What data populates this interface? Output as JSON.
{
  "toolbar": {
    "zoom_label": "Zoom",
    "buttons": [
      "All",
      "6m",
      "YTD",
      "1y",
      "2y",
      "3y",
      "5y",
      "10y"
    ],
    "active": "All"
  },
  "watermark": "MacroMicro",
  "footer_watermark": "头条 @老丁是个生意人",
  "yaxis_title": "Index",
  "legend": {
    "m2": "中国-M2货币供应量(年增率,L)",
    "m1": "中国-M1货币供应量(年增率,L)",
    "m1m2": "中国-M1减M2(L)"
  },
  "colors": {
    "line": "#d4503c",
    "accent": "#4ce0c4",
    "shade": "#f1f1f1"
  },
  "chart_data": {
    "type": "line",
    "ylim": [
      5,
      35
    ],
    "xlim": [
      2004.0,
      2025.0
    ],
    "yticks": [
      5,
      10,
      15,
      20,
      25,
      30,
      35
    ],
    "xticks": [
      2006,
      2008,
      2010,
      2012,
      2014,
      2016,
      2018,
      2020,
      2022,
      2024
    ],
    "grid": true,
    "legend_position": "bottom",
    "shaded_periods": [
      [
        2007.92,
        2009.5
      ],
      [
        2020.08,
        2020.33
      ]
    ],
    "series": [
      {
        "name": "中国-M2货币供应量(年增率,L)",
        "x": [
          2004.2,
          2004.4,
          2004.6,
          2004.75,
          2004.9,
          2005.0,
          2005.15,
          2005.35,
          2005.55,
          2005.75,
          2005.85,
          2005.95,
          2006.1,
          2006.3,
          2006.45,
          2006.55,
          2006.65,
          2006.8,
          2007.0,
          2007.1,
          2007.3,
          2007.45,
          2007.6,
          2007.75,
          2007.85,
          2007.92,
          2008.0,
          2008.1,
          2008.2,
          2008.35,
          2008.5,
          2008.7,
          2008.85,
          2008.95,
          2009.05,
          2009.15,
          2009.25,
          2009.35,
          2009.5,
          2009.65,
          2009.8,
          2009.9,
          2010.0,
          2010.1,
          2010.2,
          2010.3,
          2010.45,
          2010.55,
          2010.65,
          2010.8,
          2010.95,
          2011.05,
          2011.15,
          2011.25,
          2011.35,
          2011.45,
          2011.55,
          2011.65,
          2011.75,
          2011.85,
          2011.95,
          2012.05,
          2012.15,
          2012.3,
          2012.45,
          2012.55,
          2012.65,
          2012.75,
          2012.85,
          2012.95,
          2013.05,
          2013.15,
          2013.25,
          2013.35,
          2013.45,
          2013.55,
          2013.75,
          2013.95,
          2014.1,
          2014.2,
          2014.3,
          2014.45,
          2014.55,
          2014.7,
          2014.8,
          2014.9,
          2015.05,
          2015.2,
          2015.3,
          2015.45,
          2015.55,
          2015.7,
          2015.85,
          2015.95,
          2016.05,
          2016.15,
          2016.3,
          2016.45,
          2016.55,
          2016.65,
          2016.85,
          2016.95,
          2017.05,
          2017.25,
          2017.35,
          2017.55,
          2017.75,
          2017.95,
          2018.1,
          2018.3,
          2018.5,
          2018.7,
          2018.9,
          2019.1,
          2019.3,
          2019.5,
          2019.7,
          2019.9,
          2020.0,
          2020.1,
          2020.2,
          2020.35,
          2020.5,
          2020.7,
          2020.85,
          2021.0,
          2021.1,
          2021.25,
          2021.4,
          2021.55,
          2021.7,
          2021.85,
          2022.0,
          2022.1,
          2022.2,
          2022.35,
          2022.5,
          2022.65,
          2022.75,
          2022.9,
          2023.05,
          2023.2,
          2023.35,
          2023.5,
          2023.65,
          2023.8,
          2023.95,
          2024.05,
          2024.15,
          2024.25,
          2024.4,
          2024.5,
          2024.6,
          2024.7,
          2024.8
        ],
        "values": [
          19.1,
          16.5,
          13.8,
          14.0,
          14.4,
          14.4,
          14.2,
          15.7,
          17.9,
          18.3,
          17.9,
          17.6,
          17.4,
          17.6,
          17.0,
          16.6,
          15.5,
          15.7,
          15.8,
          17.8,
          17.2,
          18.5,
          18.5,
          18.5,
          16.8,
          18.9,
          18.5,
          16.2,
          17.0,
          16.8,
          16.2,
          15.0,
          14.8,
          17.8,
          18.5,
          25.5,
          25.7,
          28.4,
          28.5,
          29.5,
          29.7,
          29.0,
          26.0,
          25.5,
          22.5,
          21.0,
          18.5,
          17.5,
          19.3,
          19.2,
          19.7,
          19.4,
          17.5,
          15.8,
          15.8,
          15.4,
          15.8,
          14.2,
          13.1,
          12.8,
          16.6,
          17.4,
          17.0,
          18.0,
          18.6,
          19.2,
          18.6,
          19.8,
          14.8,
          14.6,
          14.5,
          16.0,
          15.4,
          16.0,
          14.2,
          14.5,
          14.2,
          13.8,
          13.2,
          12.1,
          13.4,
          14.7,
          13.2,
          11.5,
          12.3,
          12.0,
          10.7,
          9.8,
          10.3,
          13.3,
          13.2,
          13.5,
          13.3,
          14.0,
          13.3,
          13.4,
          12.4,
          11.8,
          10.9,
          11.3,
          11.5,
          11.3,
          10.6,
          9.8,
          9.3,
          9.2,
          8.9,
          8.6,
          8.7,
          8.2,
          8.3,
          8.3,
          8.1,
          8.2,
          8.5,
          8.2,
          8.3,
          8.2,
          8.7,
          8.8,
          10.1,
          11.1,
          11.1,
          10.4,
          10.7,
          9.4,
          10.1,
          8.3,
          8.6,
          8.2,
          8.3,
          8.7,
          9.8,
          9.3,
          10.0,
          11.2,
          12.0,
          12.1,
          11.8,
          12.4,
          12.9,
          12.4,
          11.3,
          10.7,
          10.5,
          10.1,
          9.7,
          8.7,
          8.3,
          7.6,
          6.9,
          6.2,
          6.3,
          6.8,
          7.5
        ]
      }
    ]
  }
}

- REQUIREMENT
Reproduce the material above exactly; please quote every line of it.

- EXERCISE OUTPUT
What data populates this interface? Output as JSON.
{
  "toolbar": {
    "zoom_label": "Zoom",
    "buttons": [
      "All",
      "6m",
      "YTD",
      "1y",
      "2y",
      "3y",
      "5y",
      "10y"
    ],
    "active": "All"
  },
  "watermark": "MacroMicro",
  "footer_watermark": "头条 @老丁是个生意人",
  "yaxis_title": "Index",
  "legend": {
    "m2": "中国-M2货币供应量(年增率,L)",
    "m1": "中国-M1货币供应量(年增率,L)",
    "m1m2": "中国-M1减M2(L)"
  },
  "colors": {
    "line": "#d4503c",
    "accent": "#4ce0c4",
    "shade": "#f1f1f1"
  },
  "chart_data": {
    "type": "line",
    "ylim": [
      5,
      35
    ],
    "xlim": [
      2004.0,
      2025.0
    ],
    "yticks": [
      5,
      10,
      15,
      20,
      25,
      30,
      35
    ],
    "xticks": [
      2006,
      2008,
      2010,
      2012,
      2014,
      2016,
      2018,
      2020,
      2022,
      2024
    ],
    "grid": true,
    "legend_position": "bottom",
    "shaded_periods": [
      [
        2007.92,
        2009.5
      ],
      [
        2020.08,
        2020.33
      ]
    ],
    "series": [
      {
        "name": "中国-M2货币供应量(年增率,L)",
        "x": [
          2004.2,
          2004.4,
          2004.6,
          2004.75,
          2004.9,
          2005.0,
          2005.15,
          2005.35,
          2005.55,
          2005.75,
          2005.85,
          2005.95,
          2006.1,
          2006.3,
          2006.45,
          2006.55,
          2006.65,
          2006.8,
          2007.0,
          2007.1,
          2007.3,
          2007.45,
          2007.6,
          2007.75,
          2007.85,
          2007.92,
          2008.0,
          2008.1,
          2008.2,
          2008.35,
          2008.5,
          2008.7,
          2008.85,
          2008.95,
          2009.05,
          2009.15,
          2009.25,
          2009.35,
          2009.5,
          2009.65,
          2009.8,
          2009.9,
          2010.0,
          2010.1,
          2010.2,
          2010.3,
          2010.45,
          2010.55,
          2010.65,
          2010.8,
          2010.95,
          2011.05,
          2011.15,
          2011.25,
          2011.35,
          2011.45,
          2011.55,
          2011.65,
          2011.75,
          2011.85,
          2011.95,
          2012.05,
          2012.15,
          2012.3,
          2012.45,
          2012.55,
          2012.65,
          2012.75,
          2012.85,
          2012.95,
          2013.05,
          2013.15,
          2013.25,
          2013.35,
          2013.45,
          2013.55,
          2013.75,
          2013.95,
          2014.1,
          2014.2,
          2014.3,
          2014.45,
          2014.55,
          2014.7,
          2014.8,
          2014.9,
          2015.05,
          2015.2,
          2015.3,
          2015.45,
          2015.55,
          2015.7,
          2015.85,
          2015.95,
          2016.05,
          2016.15,
          2016.3,
          2016.45,
          2016.55,
          2016.65,
          2016.85,
          2016.95,
          2017.05,
          2017.25,
          2017.35,
          2017.55,
          2017.75,
          2017.95,
          2018.1,
          2018.3,
          2018.5,
          2018.7,
          2018.9,
          2019.1,
          2019.3,
          2019.5,
          2019.7,
          2019.9,
          2020.0,
          2020.1,
          2020.2,
          2020.35,
          2020.5,
          2020.7,
          2020.85,
          2021.0,
          2021.1,
          2021.25,
          2021.4,
          2021.55,
          2021.7,
          2021.85,
          2022.0,
          2022.1,
          2022.2,
          2022.35,
          2022.5,
          2022.65,
          2022.75,
          2022.9,
          2023.05,
          2023.2,
          2023.35,
          2023.5,
          2023.65,
          2023.8,
          2023.95,
          2024.05,
          2024.15,
          2024.25,
          2024.4,
          2024.5,
          2024.6,
          2024.7,
          2024.8
        ],
        "values": [
          19.1,
          16.5,
          13.8,
          14.0,
          14.4,
          14.4,
          14.2,
          15.7,
          17.9,
          18.3,
          17.9,
          17.6,
          17.4,
          17.6,
          17.0,
          16.6,
          15.5,
          15.7,
          15.8,
          17.8,
          17.2,
          18.5,
          18.5,
          18.5,
          16.8,
          18.9,
          18.5,
          16.2,
          17.0,
          16.8,
          16.2,
          15.0,
          14.8,
          17.8,
          18.5,
          25.5,
          25.7,
          28.4,
          28.5,
          29.5,
          29.7,
          29.0,
          26.0,
          25.5,
          22.5,
          21.0,
          18.5,
          17.5,
          19.3,
          19.2,
          19.7,
          19.4,
          17.5,
          15.8,
          15.8,
          15.4,
          15.8,
          14.2,
          13.1,
          12.8,
          16.6,
          17.4,
          17.0,
          18.0,
          18.6,
          19.2,
          18.6,
          19.8,
          14.8,
          14.6,
          14.5,
          16.0,
          15.4,
          16.0,
          14.2,
          14.5,
          14.2,
          13.8,
          13.2,
          12.1,
          13.4,
          14.7,
          13.2,
          11.5,
          12.3,
          12.0,
          10.7,
          9.8,
          10.3,
          13.3,
          13.2,
          13.5,
          13.3,
          14.0,
          13.3,
          13.4,
          12.4,
          11.8,
          10.9,
          11.3,
          11.5,
          11.3,
          10.6,
          9.8,
          9.3,
          9.2,
          8.9,
          8.6,
          8.7,
          8.2,
          8.3,
          8.3,
          8.1,
          8.2,
          8.5,
          8.2,
          8.3,
          8.2,
          8.7,
          8.8,
          10.1,
          11.1,
          11.1,
          10.4,
          10.7,
          9.4,
          10.1,
          8.3,
          8.6,
          8.2,
          8.3,
          8.7,
          9.8,
          9.3,
          10.0,
          11.2,
          12.0,
          12.1,
          11.8,
          12.4,
          12.9,
          12.4,
          11.3,
          10.7,
          10.5,
          10.1,
          9.7,
          8.7,
          8.3,
          7.6,
          6.9,
          6.2,
          6.3,
          6.8,
          7.5
        ]
      }
    ]
  }
}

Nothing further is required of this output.